What is expected
Set down every record once more, exactly as given.

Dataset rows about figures
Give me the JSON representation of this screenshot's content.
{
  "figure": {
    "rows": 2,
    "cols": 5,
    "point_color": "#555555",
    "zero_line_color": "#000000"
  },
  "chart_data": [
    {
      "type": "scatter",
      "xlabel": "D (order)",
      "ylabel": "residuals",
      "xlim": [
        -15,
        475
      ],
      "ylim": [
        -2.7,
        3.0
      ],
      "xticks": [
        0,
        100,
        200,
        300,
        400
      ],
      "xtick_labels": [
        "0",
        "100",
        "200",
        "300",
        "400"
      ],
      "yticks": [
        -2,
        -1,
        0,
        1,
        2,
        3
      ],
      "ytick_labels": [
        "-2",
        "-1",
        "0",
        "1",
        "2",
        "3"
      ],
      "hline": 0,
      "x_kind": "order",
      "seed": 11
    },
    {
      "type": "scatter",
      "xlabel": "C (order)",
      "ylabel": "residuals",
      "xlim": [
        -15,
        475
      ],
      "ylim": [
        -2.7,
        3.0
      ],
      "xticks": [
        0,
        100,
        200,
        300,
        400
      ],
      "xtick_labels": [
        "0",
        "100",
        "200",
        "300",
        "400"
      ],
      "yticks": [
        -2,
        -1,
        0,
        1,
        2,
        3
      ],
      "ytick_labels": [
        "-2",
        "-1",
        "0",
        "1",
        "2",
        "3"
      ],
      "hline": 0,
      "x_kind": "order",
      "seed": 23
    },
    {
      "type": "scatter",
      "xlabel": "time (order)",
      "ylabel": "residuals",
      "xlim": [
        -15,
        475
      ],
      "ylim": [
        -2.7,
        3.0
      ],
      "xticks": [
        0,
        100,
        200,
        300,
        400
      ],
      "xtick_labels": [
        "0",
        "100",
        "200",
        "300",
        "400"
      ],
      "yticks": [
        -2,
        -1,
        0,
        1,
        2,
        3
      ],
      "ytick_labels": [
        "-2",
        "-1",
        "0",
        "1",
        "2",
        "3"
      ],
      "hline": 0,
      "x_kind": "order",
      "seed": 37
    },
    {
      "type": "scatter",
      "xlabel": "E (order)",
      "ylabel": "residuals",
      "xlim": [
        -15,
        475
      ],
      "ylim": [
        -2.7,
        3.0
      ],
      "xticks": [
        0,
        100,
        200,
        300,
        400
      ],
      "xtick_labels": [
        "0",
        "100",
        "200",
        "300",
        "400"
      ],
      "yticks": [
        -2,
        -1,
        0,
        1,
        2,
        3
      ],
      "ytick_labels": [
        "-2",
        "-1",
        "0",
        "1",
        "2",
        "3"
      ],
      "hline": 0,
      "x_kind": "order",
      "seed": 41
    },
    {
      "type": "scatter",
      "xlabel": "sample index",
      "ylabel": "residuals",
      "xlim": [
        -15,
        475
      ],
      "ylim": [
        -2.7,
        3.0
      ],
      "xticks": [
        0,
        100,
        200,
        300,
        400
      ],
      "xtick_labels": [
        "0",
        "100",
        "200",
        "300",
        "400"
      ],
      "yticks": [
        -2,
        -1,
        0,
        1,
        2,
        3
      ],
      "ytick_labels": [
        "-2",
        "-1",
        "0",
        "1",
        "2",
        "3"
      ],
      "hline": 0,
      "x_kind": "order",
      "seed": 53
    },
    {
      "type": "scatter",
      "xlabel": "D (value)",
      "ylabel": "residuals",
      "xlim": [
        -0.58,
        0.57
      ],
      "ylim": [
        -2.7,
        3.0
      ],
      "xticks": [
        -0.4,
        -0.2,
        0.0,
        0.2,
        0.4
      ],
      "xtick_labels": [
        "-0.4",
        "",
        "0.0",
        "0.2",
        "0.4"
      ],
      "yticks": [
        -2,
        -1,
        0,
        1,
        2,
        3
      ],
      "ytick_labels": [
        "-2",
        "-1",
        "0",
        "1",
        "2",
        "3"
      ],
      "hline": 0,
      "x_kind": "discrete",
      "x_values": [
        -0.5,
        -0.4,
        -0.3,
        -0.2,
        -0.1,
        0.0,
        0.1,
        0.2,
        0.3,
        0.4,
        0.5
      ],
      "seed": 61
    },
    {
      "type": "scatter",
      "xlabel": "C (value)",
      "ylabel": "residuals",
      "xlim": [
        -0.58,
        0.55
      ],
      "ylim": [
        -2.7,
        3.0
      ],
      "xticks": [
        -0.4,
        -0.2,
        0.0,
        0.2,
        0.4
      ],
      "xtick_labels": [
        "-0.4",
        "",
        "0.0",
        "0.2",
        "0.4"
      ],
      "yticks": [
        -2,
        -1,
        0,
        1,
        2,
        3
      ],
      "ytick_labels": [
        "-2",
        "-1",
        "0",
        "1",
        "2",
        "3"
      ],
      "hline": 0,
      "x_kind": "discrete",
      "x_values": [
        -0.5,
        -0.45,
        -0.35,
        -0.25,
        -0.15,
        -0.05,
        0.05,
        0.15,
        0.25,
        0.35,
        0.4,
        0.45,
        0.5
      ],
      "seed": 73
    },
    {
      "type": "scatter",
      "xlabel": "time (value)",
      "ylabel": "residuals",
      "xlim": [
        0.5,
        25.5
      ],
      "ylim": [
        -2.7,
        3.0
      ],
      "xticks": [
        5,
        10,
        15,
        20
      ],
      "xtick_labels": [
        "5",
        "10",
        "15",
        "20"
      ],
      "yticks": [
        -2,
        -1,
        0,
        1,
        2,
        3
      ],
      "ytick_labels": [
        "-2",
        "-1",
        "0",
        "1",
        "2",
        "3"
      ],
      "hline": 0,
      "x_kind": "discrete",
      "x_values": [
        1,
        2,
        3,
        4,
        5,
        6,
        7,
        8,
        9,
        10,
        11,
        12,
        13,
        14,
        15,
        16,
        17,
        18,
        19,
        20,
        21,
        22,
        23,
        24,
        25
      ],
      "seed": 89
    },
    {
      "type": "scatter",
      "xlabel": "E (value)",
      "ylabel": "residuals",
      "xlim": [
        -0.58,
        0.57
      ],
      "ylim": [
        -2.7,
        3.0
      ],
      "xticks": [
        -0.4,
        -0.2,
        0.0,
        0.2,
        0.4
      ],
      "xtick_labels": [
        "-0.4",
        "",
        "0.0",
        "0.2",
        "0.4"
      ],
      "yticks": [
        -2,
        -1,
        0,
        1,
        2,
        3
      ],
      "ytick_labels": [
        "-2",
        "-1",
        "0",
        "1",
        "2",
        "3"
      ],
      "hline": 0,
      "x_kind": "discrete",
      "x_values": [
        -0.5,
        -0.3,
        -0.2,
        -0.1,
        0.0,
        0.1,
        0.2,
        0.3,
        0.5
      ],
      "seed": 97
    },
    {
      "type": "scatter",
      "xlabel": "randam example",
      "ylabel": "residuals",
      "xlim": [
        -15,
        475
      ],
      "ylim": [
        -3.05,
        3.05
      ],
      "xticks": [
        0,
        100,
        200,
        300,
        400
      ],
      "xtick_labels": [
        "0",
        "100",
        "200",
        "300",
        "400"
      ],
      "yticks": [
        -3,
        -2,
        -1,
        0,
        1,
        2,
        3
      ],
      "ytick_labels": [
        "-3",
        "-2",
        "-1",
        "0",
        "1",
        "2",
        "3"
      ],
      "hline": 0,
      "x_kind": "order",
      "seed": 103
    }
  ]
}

Solved problem
Give me the JSON representation of this screenshot's content.
{
  "figure": {
    "rows": 2,
    "cols": 5,
    "point_color": "#555555",
    "zero_line_color": "#000000"
  },
  "chart_data": [
    {
      "type": "scatter",
      "xlabel": "D (order)",
      "ylabel": "residuals",
      "xlim": [
        -15,
        475
      ],
      "ylim": [
        -2.7,
        3.0
      ],
      "xticks": [
        0,
        100,
        200,
        300,
        400
      ],
      "xtick_labels": [
        "0",
        "100",
        "200",
        "300",
        "400"
      ],
      "yticks": [
        -2,
        -1,
        0,
        1,
        2,
        3
      ],
      "ytick_labels": [
        "-2",
        "-1",
        "0",
        "1",
        "2",
        "3"
      ],
      "hline": 0,
      "x_kind": "order",
      "seed": 11
    },
    {
      "type": "scatter",
      "xlabel": "C (order)",
      "ylabel": "residuals",
      "xlim": [
        -15,
        475
      ],
      "ylim": [
        -2.7,
        3.0
      ],
      "xticks": [
        0,
        100,
        200,
        300,
        400
      ],
      "xtick_labels": [
        "0",
        "100",
        "200",
        "300",
        "400"
      ],
      "yticks": [
        -2,
        -1,
        0,
        1,
        2,
        3
      ],
      "ytick_labels": [
        "-2",
        "-1",
        "0",
        "1",
        "2",
        "3"
      ],
      "hline": 0,
      "x_kind": "order",
      "seed": 23
    },
    {
      "type": "scatter",
      "xlabel": "time (order)",
      "ylabel": "residuals",
      "xlim": [
        -15,
        475
      ],
      "ylim": [
        -2.7,
        3.0
      ],
      "xticks": [
        0,
        100,
        200,
        300,
        400
      ],
      "xtick_labels": [
        "0",
        "100",
        "200",
        "300",
        "400"
      ],
      "yticks": [
        -2,
        -1,
        0,
        1,
        2,
        3
      ],
      "ytick_labels": [
        "-2",
        "-1",
        "0",
        "1",
        "2",
        "3"
      ],
      "hline": 0,
      "x_kind": "order",
      "seed": 37
    },
    {
      "type": "scatter",
      "xlabel": "E (order)",
      "ylabel": "residuals",
      "xlim": [
        -15,
        475
      ],
      "ylim": [
        -2.7,
        3.0
      ],
      "xticks": [
        0,
        100,
        200,
        300,
        400
      ],
      "xtick_labels": [
        "0",
        "100",
        "200",
        "300",
        "400"
      ],
      "yticks": [
        -2,
        -1,
        0,
        1,
        2,
        3
      ],
      "ytick_labels": [
        "-2",
        "-1",
        "0",
        "1",
        "2",
        "3"
      ],
      "hline": 0,
      "x_kind": "order",
      "seed": 41
    },
    {
      "type": "scatter",
      "xlabel": "sample index",
      "ylabel": "residuals",
      "xlim": [
        -15,
        475
      ],
      "ylim": [
        -2.7,
        3.0
      ],
      "xticks": [
        0,
        100,
        200,
        300,
        400
      ],
      "xtick_labels": [
        "0",
        "100",
        "200",
        "300",
        "400"
      ],
      "yticks": [
        -2,
        -1,
        0,
        1,
        2,
        3
      ],
      "ytick_labels": [
        "-2",
        "-1",
        "0",
        "1",
        "2",
        "3"
      ],
      "hline": 0,
      "x_kind": "order",
      "seed": 53
    },
    {
      "type": "scatter",
      "xlabel": "D (value)",
      "ylabel": "residuals",
      "xlim": [
        -0.58,
        0.57
      ],
      "ylim": [
        -2.7,
        3.0
      ],
      "xticks": [
        -0.4,
        -0.2,
        0.0,
        0.2,
        0.4
      ],
      "xtick_labels": [
        "-0.4",
        "",
        "0.0",
        "0.2",
        "0.4"
      ],
      "yticks": [
        -2,
        -1,
        0,
        1,
        2,
        3
      ],
      "ytick_labels": [
        "-2",
        "-1",
        "0",
        "1",
        "2",
        "3"
      ],
      "hline": 0,
      "x_kind": "discrete",
      "x_values": [
        -0.5,
        -0.4,
        -0.3,
        -0.2,
        -0.1,
        0.0,
        0.1,
        0.2,
        0.3,
        0.4,
        0.5
      ],
      "seed": 61
    },
    {
      "type": "scatter",
      "xlabel": "C (value)",
      "ylabel": "residuals",
      "xlim": [
        -0.58,
        0.55
      ],
      "ylim": [
        -2.7,
        3.0
      ],
      "xticks": [
        -0.4,
        -0.2,
        0.0,
        0.2,
        0.4
      ],
      "xtick_labels": [
        "-0.4",
        "",
        "0.0",
        "0.2",
        "0.4"
      ],
      "yticks": [
        -2,
        -1,
        0,
        1,
        2,
        3
      ],
      "ytick_labels": [
        "-2",
        "-1",
        "0",
        "1",
        "2",
        "3"
      ],
      "hline": 0,
      "x_kind": "discrete",
      "x_values": [
        -0.5,
        -0.45,
        -0.35,
        -0.25,
        -0.15,
        -0.05,
        0.05,
        0.15,
        0.25,
        0.35,
        0.4,
        0.45,
        0.5
      ],
      "seed": 73
    },
    {
      "type": "scatter",
      "xlabel": "time (value)",
      "ylabel": "residuals",
      "xlim": [
        0.5,
        25.5
      ],
      "ylim": [
        -2.7,
        3.0
      ],
      "xticks": [
        5,
        10,
        15,
        20
      ],
      "xtick_labels": [
        "5",
        "10",
        "15",
        "20"
      ],
      "yticks": [
        -2,
        -1,
        0,
        1,
        2,
        3
      ],
      "ytick_labels": [
        "-2",
        "-1",
        "0",
        "1",
        "2",
        "3"
      ],
      "hline": 0,
      "x_kind": "discrete",
      "x_values": [
        1,
        2,
        3,
        4,
        5,
        6,
        7,
        8,
        9,
        10,
        11,
        12,
        13,
        14,
        15,
        16,
        17,
        18,
        19,
        20,
        21,
        22,
        23,
        24,
        25
      ],
      "seed": 89
    },
    {
      "type": "scatter",
      "xlabel": "E (value)",
      "ylabel": "residuals",
      "xlim": [
        -0.58,
        0.57
      ],
      "ylim": [
        -2.7,
        3.0
      ],
      "xticks": [
        -0.4,
        -0.2,
        0.0,
        0.2,
        0.4
      ],
      "xtick_labels": [
        "-0.4",
        "",
        "0.0",
        "0.2",
        "0.4"
      ],
      "yticks": [
        -2,
        -1,
        0,
        1,
        2,
        3
      ],
      "ytick_labels": [
        "-2",
        "-1",
        "0",
        "1",
        "2",
        "3"
      ],
      "hline": 0,
      "x_kind": "discrete",
      "x_values": [
        -0.5,
        -0.3,
        -0.2,
        -0.1,
        0.0,
        0.1,
        0.2,
        0.3,
        0.5
      ],
      "seed": 97
    },
    {
      "type": "scatter",
      "xlabel": "randam example",
      "ylabel": "residuals",
      "xlim": [
        -15,
        475
      ],
      "ylim": [
        -3.05,
        3.05
      ],
      "xticks": [
        0,
        100,
        200,
        300,
        400
      ],
      "xtick_labels": [
        "0",
        "100",
        "200",
        "300",
        "400"
      ],
      "yticks": [
        -3,
        -2,
        -1,
        0,
        1,
        2,
        3
      ],
      "ytick_labels": [
        "-3",
        "-2",
        "-1",
        "0",
        "1",
        "2",
        "3"
      ],
      "hline": 0,
      "x_kind": "order",
      "seed": 103
    }
  ]
}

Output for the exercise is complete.